Below is a block of data; give all of it again word for word.

** Data section **
⟨
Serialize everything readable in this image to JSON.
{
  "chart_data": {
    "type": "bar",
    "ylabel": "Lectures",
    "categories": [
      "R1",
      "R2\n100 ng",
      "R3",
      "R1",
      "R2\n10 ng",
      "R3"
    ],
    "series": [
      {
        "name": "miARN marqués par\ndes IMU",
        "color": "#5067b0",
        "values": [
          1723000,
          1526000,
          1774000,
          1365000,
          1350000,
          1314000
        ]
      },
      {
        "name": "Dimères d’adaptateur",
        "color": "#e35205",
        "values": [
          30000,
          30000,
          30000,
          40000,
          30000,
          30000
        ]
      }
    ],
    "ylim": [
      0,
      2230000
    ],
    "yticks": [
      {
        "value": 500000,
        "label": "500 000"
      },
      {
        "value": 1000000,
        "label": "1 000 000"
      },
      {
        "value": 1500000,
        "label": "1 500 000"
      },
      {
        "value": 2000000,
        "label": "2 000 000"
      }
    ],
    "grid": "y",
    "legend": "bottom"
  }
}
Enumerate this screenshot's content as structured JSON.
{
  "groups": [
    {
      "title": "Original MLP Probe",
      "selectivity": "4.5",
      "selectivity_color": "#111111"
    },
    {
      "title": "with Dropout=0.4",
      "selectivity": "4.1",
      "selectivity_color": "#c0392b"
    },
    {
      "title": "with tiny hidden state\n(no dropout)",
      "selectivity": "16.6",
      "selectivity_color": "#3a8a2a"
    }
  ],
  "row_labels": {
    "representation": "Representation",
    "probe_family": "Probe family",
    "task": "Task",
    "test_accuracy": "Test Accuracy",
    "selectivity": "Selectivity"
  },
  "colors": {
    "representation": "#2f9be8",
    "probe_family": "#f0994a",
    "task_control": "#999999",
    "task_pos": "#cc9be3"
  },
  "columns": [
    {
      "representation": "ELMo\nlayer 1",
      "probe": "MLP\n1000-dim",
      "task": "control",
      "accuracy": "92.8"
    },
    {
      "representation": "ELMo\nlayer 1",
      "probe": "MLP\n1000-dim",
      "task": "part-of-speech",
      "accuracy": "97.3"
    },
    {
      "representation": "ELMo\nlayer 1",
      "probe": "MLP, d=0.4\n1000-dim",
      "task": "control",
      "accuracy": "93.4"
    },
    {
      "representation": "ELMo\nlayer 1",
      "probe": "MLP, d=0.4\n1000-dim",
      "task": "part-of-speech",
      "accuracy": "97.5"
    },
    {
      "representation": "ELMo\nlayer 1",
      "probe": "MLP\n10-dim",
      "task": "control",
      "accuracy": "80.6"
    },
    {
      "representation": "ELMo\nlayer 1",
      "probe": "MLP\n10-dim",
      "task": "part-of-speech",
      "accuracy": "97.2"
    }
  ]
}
⟩
** Reply to the task **
Serialize everything readable in this image to JSON.
{
  "chart_data": {
    "type": "bar",
    "ylabel": "Lectures",
    "categories": [
      "R1",
      "R2\n100 ng",
      "R3",
      "R1",
      "R2\n10 ng",
      "R3"
    ],
    "series": [
      {
        "name": "miARN marqués par\ndes IMU",
        "color": "#5067b0",
        "values": [
          1723000,
          1526000,
          1774000,
          1365000,
          1350000,
          1314000
        ]
      },
      {
        "name": "Dimères d’adaptateur",
        "color": "#e35205",
        "values": [
          30000,
          30000,
          30000,
          40000,
          30000,
          30000
        ]
      }
    ],
    "ylim": [
      0,
      2230000
    ],
    "yticks": [
      {
        "value": 500000,
        "label": "500 000"
      },
      {
        "value": 1000000,
        "label": "1 000 000"
      },
      {
        "value": 1500000,
        "label": "1 500 000"
      },
      {
        "value": 2000000,
        "label": "2 000 000"
      }
    ],
    "grid": "y",
    "legend": "bottom"
  }
}
Enumerate this screenshot's content as structured JSON.
{
  "groups": [
    {
      "title": "Original MLP Probe",
      "selectivity": "4.5",
      "selectivity_color": "#111111"
    },
    {
      "title": "with Dropout=0.4",
      "selectivity": "4.1",
      "selectivity_color": "#c0392b"
    },
    {
      "title": "with tiny hidden state\n(no dropout)",
      "selectivity": "16.6",
      "selectivity_color": "#3a8a2a"
    }
  ],
  "row_labels": {
    "representation": "Representation",
    "probe_family": "Probe family",
    "task": "Task",
    "test_accuracy": "Test Accuracy",
    "selectivity": "Selectivity"
  },
  "colors": {
    "representation": "#2f9be8",
    "probe_family": "#f0994a",
    "task_control": "#999999",
    "task_pos": "#cc9be3"
  },
  "columns": [
    {
      "representation": "ELMo\nlayer 1",
      "probe": "MLP\n1000-dim",
      "task": "control",
      "accuracy": "92.8"
    },
    {
      "representation": "ELMo\nlayer 1",
      "probe": "MLP\n1000-dim",
      "task": "part-of-speech",
      "accuracy": "97.3"
    },
    {
      "representation": "ELMo\nlayer 1",
      "probe": "MLP, d=0.4\n1000-dim",
      "task": "control",
      "accuracy": "93.4"
    },
    {
      "representation": "ELMo\nlayer 1",
      "probe": "MLP, d=0.4\n1000-dim",
      "task": "part-of-speech",
      "accuracy": "97.5"
    },
    {
      "representation": "ELMo\nlayer 1",
      "probe": "MLP\n10-dim",
      "task": "control",
      "accuracy": "80.6"
    },
    {
      "representation": "ELMo\nlayer 1",
      "probe": "MLP\n10-dim",
      "task": "part-of-speech",
      "accuracy": "97.2"
    }
  ]
}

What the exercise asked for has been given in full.